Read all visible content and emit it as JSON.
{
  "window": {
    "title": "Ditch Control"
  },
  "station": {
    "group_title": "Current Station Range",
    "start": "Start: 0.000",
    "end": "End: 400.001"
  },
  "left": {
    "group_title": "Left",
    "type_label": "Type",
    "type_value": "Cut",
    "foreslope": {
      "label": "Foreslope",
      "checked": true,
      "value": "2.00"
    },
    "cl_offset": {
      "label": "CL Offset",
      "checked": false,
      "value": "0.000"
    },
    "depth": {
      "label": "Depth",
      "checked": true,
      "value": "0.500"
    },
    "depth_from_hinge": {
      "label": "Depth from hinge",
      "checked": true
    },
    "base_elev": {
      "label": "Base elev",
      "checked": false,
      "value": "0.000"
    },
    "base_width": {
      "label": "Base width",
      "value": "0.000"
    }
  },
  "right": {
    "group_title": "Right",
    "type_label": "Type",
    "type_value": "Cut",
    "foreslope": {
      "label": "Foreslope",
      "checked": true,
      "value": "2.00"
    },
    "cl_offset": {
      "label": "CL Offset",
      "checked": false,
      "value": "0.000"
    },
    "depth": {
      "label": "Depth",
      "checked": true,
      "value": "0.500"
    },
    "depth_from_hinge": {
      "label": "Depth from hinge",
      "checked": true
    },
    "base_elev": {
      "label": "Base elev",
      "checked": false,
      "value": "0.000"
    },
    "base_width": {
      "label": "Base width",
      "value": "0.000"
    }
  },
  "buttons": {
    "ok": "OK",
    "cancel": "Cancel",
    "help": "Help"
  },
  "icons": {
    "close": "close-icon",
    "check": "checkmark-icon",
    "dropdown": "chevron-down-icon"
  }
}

[INSTRUCTIONS TO FOLLOW]
Faithfully transcribe the whole of the data.

[TASK SOLUTION]
Read all visible content and emit it as JSON.
{
  "window": {
    "title": "Ditch Control"
  },
  "station": {
    "group_title": "Current Station Range",
    "start": "Start: 0.000",
    "end": "End: 400.001"
  },
  "left": {
    "group_title": "Left",
    "type_label": "Type",
    "type_value": "Cut",
    "foreslope": {
      "label": "Foreslope",
      "checked": true,
      "value": "2.00"
    },
    "cl_offset": {
      "label": "CL Offset",
      "checked": false,
      "value": "0.000"
    },
    "depth": {
      "label": "Depth",
      "checked": true,
      "value": "0.500"
    },
    "depth_from_hinge": {
      "label": "Depth from hinge",
      "checked": true
    },
    "base_elev": {
      "label": "Base elev",
      "checked": false,
      "value": "0.000"
    },
    "base_width": {
      "label": "Base width",
      "value": "0.000"
    }
  },
  "right": {
    "group_title": "Right",
    "type_label": "Type",
    "type_value": "Cut",
    "foreslope": {
      "label": "Foreslope",
      "checked": true,
      "value": "2.00"
    },
    "cl_offset": {
      "label": "CL Offset",
      "checked": false,
      "value": "0.000"
    },
    "depth": {
      "label": "Depth",
      "checked": true,
      "value": "0.500"
    },
    "depth_from_hinge": {
      "label": "Depth from hinge",
      "checked": true
    },
    "base_elev": {
      "label": "Base elev",
      "checked": false,
      "value": "0.000"
    },
    "base_width": {
      "label": "Base width",
      "value": "0.000"
    }
  },
  "buttons": {
    "ok": "OK",
    "cancel": "Cancel",
    "help": "Help"
  },
  "icons": {
    "close": "close-icon",
    "check": "checkmark-icon",
    "dropdown": "chevron-down-icon"
  }
}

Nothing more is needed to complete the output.